Layout coordinate data:
:::

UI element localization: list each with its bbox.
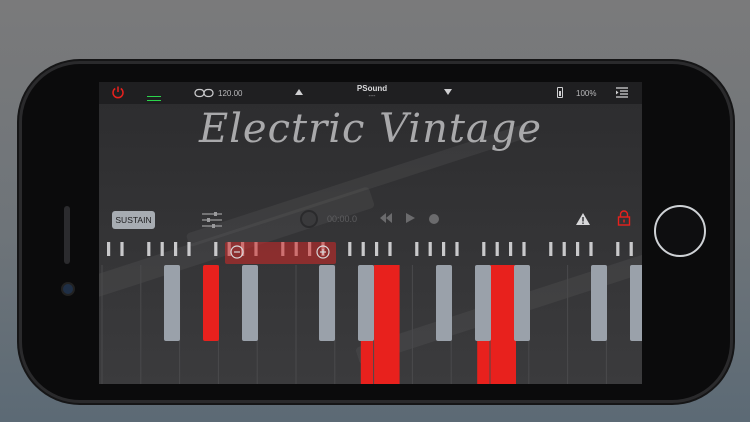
navigator-key <box>522 242 526 256</box>
app-screen: 120.00 PSound --- 100% Electric Vintage … <box>99 82 642 384</box>
zoom-minus-icon[interactable] <box>230 245 244 259</box>
link-icon[interactable] <box>194 88 214 98</box>
mixer-icon[interactable] <box>201 210 223 230</box>
warning-icon[interactable] <box>575 212 591 226</box>
front-camera <box>61 282 75 296</box>
navigator-key <box>455 242 459 256</box>
navigator-key <box>174 242 178 256</box>
home-button[interactable] <box>654 205 706 257</box>
navigator-key <box>442 242 446 256</box>
navigator-key <box>107 242 111 256</box>
navigator-key <box>509 242 513 256</box>
black-key[interactable] <box>591 265 607 341</box>
black-key-pressed[interactable] <box>203 265 219 341</box>
side-button-2 <box>175 401 223 405</box>
black-key[interactable] <box>475 265 491 341</box>
instrument-title: Electric Vintage <box>198 106 543 152</box>
play-icon[interactable] <box>404 212 418 224</box>
navigator-key <box>428 242 432 256</box>
record-icon[interactable] <box>300 210 318 228</box>
top-toolbar: 120.00 PSound --- 100% <box>99 82 642 104</box>
navigator-key <box>214 242 218 256</box>
piano-keyboard[interactable] <box>99 265 642 384</box>
battery-percent: 100% <box>576 89 597 98</box>
zoom-plus-icon[interactable] <box>316 245 330 259</box>
lock-icon[interactable] <box>617 210 631 226</box>
navigator-key <box>482 242 486 256</box>
navigator-key <box>415 242 419 256</box>
navigator-key <box>120 242 124 256</box>
sound-name[interactable]: PSound <box>339 84 405 93</box>
navigator-key <box>361 242 365 256</box>
midi-indicator <box>147 96 161 101</box>
sound-subtitle: --- <box>368 93 376 100</box>
battery-icon <box>557 87 563 98</box>
navigator-key <box>160 242 164 256</box>
power-icon[interactable] <box>111 85 125 99</box>
side-button-3 <box>238 401 286 405</box>
time-display: 00:00.0 <box>327 214 358 224</box>
up-arrow-icon[interactable] <box>295 89 303 95</box>
navigator-key <box>388 242 392 256</box>
navigator-key <box>147 242 151 256</box>
navigator-key <box>375 242 379 256</box>
keyboard-navigator[interactable] <box>99 238 642 262</box>
navigator-key <box>589 242 593 256</box>
navigator-key <box>187 242 191 256</box>
black-key[interactable] <box>242 265 258 341</box>
black-key[interactable] <box>319 265 335 341</box>
stop-dot-icon[interactable] <box>429 214 439 224</box>
navigator-key <box>549 242 553 256</box>
black-key[interactable] <box>164 265 180 341</box>
navigator-key <box>562 242 566 256</box>
navigator-key <box>616 242 620 256</box>
navigator-key <box>629 242 633 256</box>
sustain-button[interactable]: SUSTAIN <box>112 211 155 229</box>
navigator-key <box>495 242 499 256</box>
black-key[interactable] <box>514 265 530 341</box>
black-key[interactable] <box>358 265 374 341</box>
earpiece-speaker <box>64 206 70 264</box>
navigator-key <box>576 242 580 256</box>
menu-icon[interactable] <box>615 86 629 100</box>
black-key[interactable] <box>630 265 642 341</box>
down-arrow-icon[interactable] <box>444 89 452 95</box>
black-key[interactable] <box>436 265 452 341</box>
side-button-1 <box>112 401 138 405</box>
navigator-key <box>348 242 352 256</box>
rewind-icon[interactable] <box>379 212 393 224</box>
tempo-value[interactable]: 120.00 <box>218 89 242 98</box>
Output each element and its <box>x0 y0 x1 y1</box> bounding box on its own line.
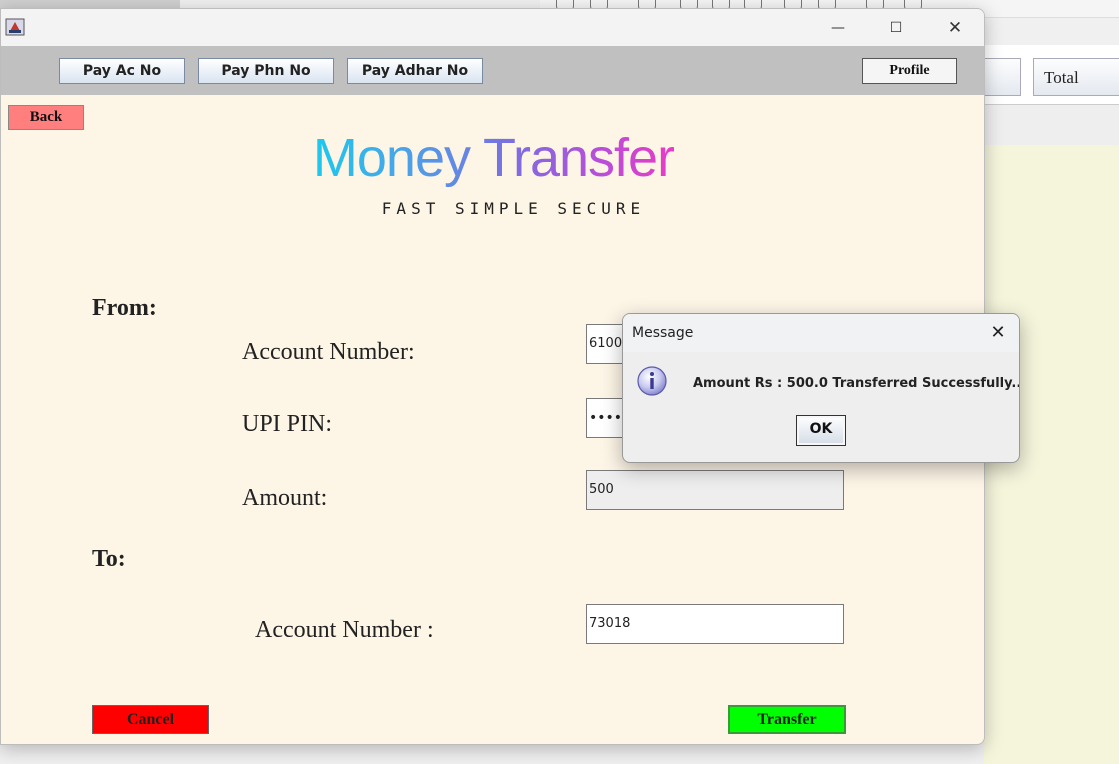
to-account-input[interactable]: 73018 <box>586 604 844 644</box>
to-section-label: To: <box>92 546 126 572</box>
logo-title-text: Money Transfer <box>312 128 675 188</box>
dialog-title: Message <box>632 325 694 341</box>
pay-phn-no-button[interactable]: Pay Phn No <box>198 58 334 84</box>
info-icon <box>637 366 667 396</box>
minimize-icon[interactable]: — <box>815 15 861 41</box>
upi-pin-label: UPI PIN: <box>242 411 333 437</box>
logo-title: Money Transfer <box>1 127 984 189</box>
dialog-close-icon[interactable]: ✕ <box>983 320 1013 346</box>
transfer-button[interactable]: Transfer <box>728 705 846 734</box>
window-titlebar[interactable]: — ☐ ✕ <box>1 9 984 46</box>
profile-button[interactable]: Profile <box>862 58 957 84</box>
java-app-icon <box>5 18 25 36</box>
pay-adhar-no-button[interactable]: Pay Adhar No <box>347 58 483 84</box>
background-strip <box>0 0 180 8</box>
dialog-message: Amount Rs : 500.0 Transferred Successful… <box>693 376 1020 391</box>
from-account-label: Account Number: <box>242 339 415 365</box>
background-bar <box>984 105 1119 145</box>
message-dialog: Message ✕ Amount Rs : 500.0 Transferred … <box>622 313 1020 463</box>
pay-ac-no-button[interactable]: Pay Ac No <box>59 58 185 84</box>
cancel-button[interactable]: Cancel <box>92 705 209 734</box>
background-total-button[interactable]: Total <box>1033 58 1119 96</box>
ok-button[interactable]: OK <box>796 415 846 446</box>
maximize-icon[interactable]: ☐ <box>873 15 919 41</box>
menu-bar: Pay Ac No Pay Phn No Pay Adhar No Profil… <box>1 46 984 95</box>
dialog-titlebar[interactable]: Message ✕ <box>623 314 1019 352</box>
to-account-label: Account Number : <box>255 617 434 643</box>
logo-tagline: FAST SIMPLE SECURE <box>381 199 646 218</box>
amount-input[interactable]: 500 <box>586 470 844 510</box>
close-icon[interactable]: ✕ <box>932 15 978 41</box>
amount-label: Amount: <box>242 485 328 511</box>
from-section-label: From: <box>92 295 157 321</box>
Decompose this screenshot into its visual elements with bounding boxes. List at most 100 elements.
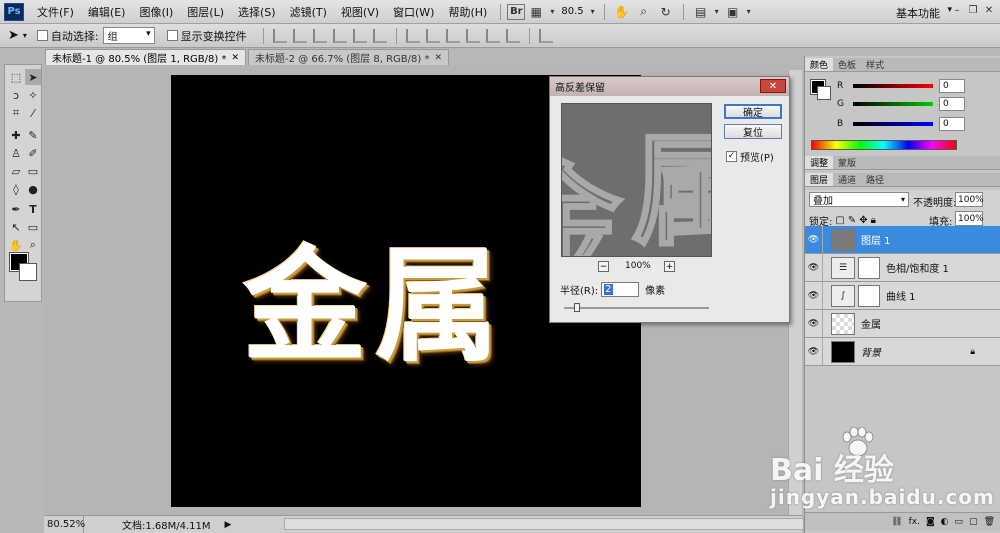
move-tool-icon[interactable]: ➤	[8, 28, 19, 43]
history-brush-icon[interactable]: ✐	[25, 145, 41, 161]
view-extras-icon[interactable]: ▦	[525, 3, 547, 21]
gradient-tool-icon[interactable]: ▭	[25, 163, 41, 179]
path-select-icon[interactable]: ↖	[8, 219, 24, 235]
tab-swatches[interactable]: 色板	[833, 58, 861, 71]
tab-color[interactable]: 颜色	[805, 58, 834, 71]
eye-icon[interactable]: 👁︎	[805, 254, 823, 281]
tab-document-2[interactable]: 未标题-2 @ 66.7% (图层 8, RGB/8) * ✕	[248, 49, 449, 65]
radius-slider-thumb[interactable]	[574, 303, 580, 312]
eye-icon[interactable]: 👁︎	[805, 310, 823, 337]
hand-tool-icon[interactable]: ✋	[611, 3, 633, 21]
ok-button[interactable]: 确定	[724, 104, 782, 119]
radius-slider-track[interactable]	[564, 307, 709, 309]
panel-background-swatch[interactable]	[817, 86, 831, 100]
radius-input[interactable]: 2	[601, 282, 640, 297]
menu-layer[interactable]: 图层(L)	[180, 4, 231, 20]
menu-view[interactable]: 视图(V)	[334, 4, 386, 20]
red-value-input[interactable]: 0	[939, 79, 965, 93]
status-zoom-field[interactable]: 80.52%	[44, 516, 85, 533]
layer-row[interactable]: 👁︎ ∫ 曲线 1	[805, 282, 1000, 310]
opacity-input[interactable]: 100%	[955, 192, 984, 207]
preview-toggle[interactable]: ✓ 预览(P)	[726, 149, 774, 164]
align-top-icon[interactable]	[272, 28, 287, 43]
close-icon[interactable]: ✕	[760, 79, 786, 93]
show-transform-checkbox[interactable]	[166, 30, 178, 41]
menu-window[interactable]: 窗口(W)	[386, 4, 441, 20]
chevron-down-icon[interactable]: ▾	[712, 3, 722, 21]
distribute-top-icon[interactable]	[405, 28, 420, 43]
tab-layers[interactable]: 图层	[805, 173, 834, 186]
auto-align-icon[interactable]	[538, 28, 553, 43]
blend-mode-select[interactable]: 叠加	[809, 192, 909, 207]
chevron-down-icon[interactable]: ▾	[744, 3, 754, 21]
close-icon[interactable]: ✕	[982, 3, 996, 17]
menu-edit[interactable]: 编辑(E)	[81, 4, 133, 20]
align-right-icon[interactable]	[372, 28, 387, 43]
eye-icon[interactable]: 👁︎	[805, 282, 823, 309]
move-tool-icon[interactable]: ➤	[25, 69, 41, 85]
lock-pixels-icon[interactable]: ✎	[848, 215, 856, 226]
new-layer-icon[interactable]: ▢	[969, 517, 978, 527]
tab-paths[interactable]: 路径	[861, 173, 889, 186]
menu-select[interactable]: 选择(S)	[231, 4, 283, 20]
align-center-icon[interactable]	[352, 28, 367, 43]
healing-brush-icon[interactable]: ✚	[8, 127, 24, 143]
auto-select-checkbox[interactable]	[36, 30, 48, 41]
green-value-input[interactable]: 0	[939, 97, 965, 111]
clone-stamp-icon[interactable]: ♙	[8, 145, 24, 161]
new-group-icon[interactable]: ▭	[955, 517, 964, 527]
align-middle-icon[interactable]	[292, 28, 307, 43]
distribute-left-icon[interactable]	[465, 28, 480, 43]
tab-styles[interactable]: 样式	[861, 58, 889, 71]
marquee-tool-icon[interactable]: ⬚	[8, 69, 24, 85]
chevron-down-icon[interactable]: ▾	[23, 31, 27, 40]
chevron-down-icon[interactable]: ▾	[588, 3, 598, 21]
layer-row[interactable]: 👁︎ ☰ 色相/饱和度 1	[805, 254, 1000, 282]
blur-tool-icon[interactable]: ◊	[8, 181, 24, 197]
link-layers-icon[interactable]: ⛓	[891, 517, 902, 527]
align-left-icon[interactable]	[332, 28, 347, 43]
layer-row[interactable]: 👁︎ 金属	[805, 310, 1000, 338]
fill-input[interactable]: 100%	[955, 211, 984, 226]
background-color-swatch[interactable]	[19, 263, 37, 281]
blue-slider[interactable]	[853, 122, 933, 126]
eye-icon[interactable]: 👁︎	[805, 338, 823, 365]
align-bottom-icon[interactable]	[312, 28, 327, 43]
layer-row[interactable]: 👁︎ 图层 1	[805, 226, 1000, 254]
menu-help[interactable]: 帮助(H)	[441, 4, 494, 20]
delete-layer-icon[interactable]: 🗑︎	[984, 517, 995, 527]
workspace-switcher[interactable]: 基本功能	[896, 5, 940, 21]
distribute-bottom-icon[interactable]	[445, 28, 460, 43]
eye-icon[interactable]: 👁︎	[805, 226, 823, 253]
hand-tool-icon[interactable]: ✋	[8, 237, 24, 253]
lock-position-icon[interactable]: ✥	[859, 215, 867, 226]
pen-tool-icon[interactable]: ✒	[8, 201, 24, 217]
preview-checkbox[interactable]: ✓	[726, 151, 737, 162]
green-slider[interactable]	[853, 102, 933, 106]
magic-wand-icon[interactable]: ✧	[25, 87, 41, 103]
horizontal-scrollbar[interactable]	[284, 518, 804, 530]
distribute-middle-icon[interactable]	[425, 28, 440, 43]
zoom-in-button[interactable]: +	[664, 261, 675, 272]
restore-icon[interactable]: ❐	[966, 3, 980, 17]
tab-adjustments[interactable]: 调整	[805, 156, 834, 169]
bridge-icon[interactable]: Br	[507, 3, 526, 20]
distribute-right-icon[interactable]	[505, 28, 520, 43]
chevron-right-icon[interactable]: ▶	[225, 520, 232, 530]
chevron-down-icon[interactable]: ▾	[547, 3, 557, 21]
type-tool-icon[interactable]: T	[25, 201, 41, 217]
layer-row[interactable]: 👁︎ 背景 🔒︎	[805, 338, 1000, 366]
adjustment-layer-icon[interactable]: ◐	[941, 517, 949, 527]
close-icon[interactable]: ✕	[434, 53, 442, 63]
rotate-view-icon[interactable]: ↻	[655, 3, 677, 21]
zoom-tool-icon[interactable]: ⌕	[633, 3, 655, 21]
crop-tool-icon[interactable]: ⌗	[8, 105, 24, 121]
minimize-icon[interactable]: –	[950, 3, 964, 17]
arrange-documents-icon[interactable]: ▤	[690, 3, 712, 21]
brush-tool-icon[interactable]: ✎	[25, 127, 41, 143]
shape-tool-icon[interactable]: ▭	[25, 219, 41, 235]
tab-masks[interactable]: 蒙版	[833, 156, 861, 169]
lock-transparency-icon[interactable]: ▢	[835, 215, 844, 226]
tab-document-1[interactable]: 未标题-1 @ 80.5% (图层 1, RGB/8) * ✕	[45, 49, 246, 65]
eraser-icon[interactable]: ▱	[8, 163, 24, 179]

:::

## [TASK INSTRUCTIONS]
Reproduce the records verbatim, starting with the line that contains "to-account-input[interactable]: 73018 <box>586" and continuing through the line that contains "from-section-label: From: <box>92", with both of those lines included.

## [TASK RESULT]
to-account-input[interactable]: 73018 <box>586 604 844 644</box>
to-section-label: To: <box>92 546 126 572</box>
logo-title-text: Money Transfer <box>312 128 675 188</box>
dialog-title: Message <box>632 325 694 341</box>
pay-phn-no-button[interactable]: Pay Phn No <box>198 58 334 84</box>
info-icon <box>637 366 667 396</box>
minimize-icon[interactable]: — <box>815 15 861 41</box>
upi-pin-label: UPI PIN: <box>242 411 333 437</box>
logo-title: Money Transfer <box>1 127 984 189</box>
dialog-close-icon[interactable]: ✕ <box>983 320 1013 346</box>
transfer-button[interactable]: Transfer <box>728 705 846 734</box>
window-titlebar[interactable]: — ☐ ✕ <box>1 9 984 46</box>
profile-button[interactable]: Profile <box>862 58 957 84</box>
java-app-icon <box>5 18 25 36</box>
pay-adhar-no-button[interactable]: Pay Adhar No <box>347 58 483 84</box>
background-strip <box>0 0 180 8</box>
dialog-message: Amount Rs : 500.0 Transferred Successful… <box>693 376 1020 391</box>
from-account-label: Account Number: <box>242 339 415 365</box>
background-bar <box>984 105 1119 145</box>
message-dialog: Message ✕ Amount Rs : 500.0 Transferred … <box>622 313 1020 463</box>
pay-ac-no-button[interactable]: Pay Ac No <box>59 58 185 84</box>
cancel-button[interactable]: Cancel <box>92 705 209 734</box>
background-total-button[interactable]: Total <box>1033 58 1119 96</box>
ok-button[interactable]: OK <box>796 415 846 446</box>
maximize-icon[interactable]: ☐ <box>873 15 919 41</box>
menu-bar: Pay Ac No Pay Phn No Pay Adhar No Profil… <box>1 46 984 95</box>
dialog-titlebar[interactable]: Message ✕ <box>623 314 1019 352</box>
to-account-label: Account Number : <box>255 617 434 643</box>
logo-tagline: FAST SIMPLE SECURE <box>381 199 646 218</box>
amount-input[interactable]: 500 <box>586 470 844 510</box>
close-icon[interactable]: ✕ <box>932 15 978 41</box>
amount-label: Amount: <box>242 485 328 511</box>
from-section-label: From: <box>92 295 157 321</box>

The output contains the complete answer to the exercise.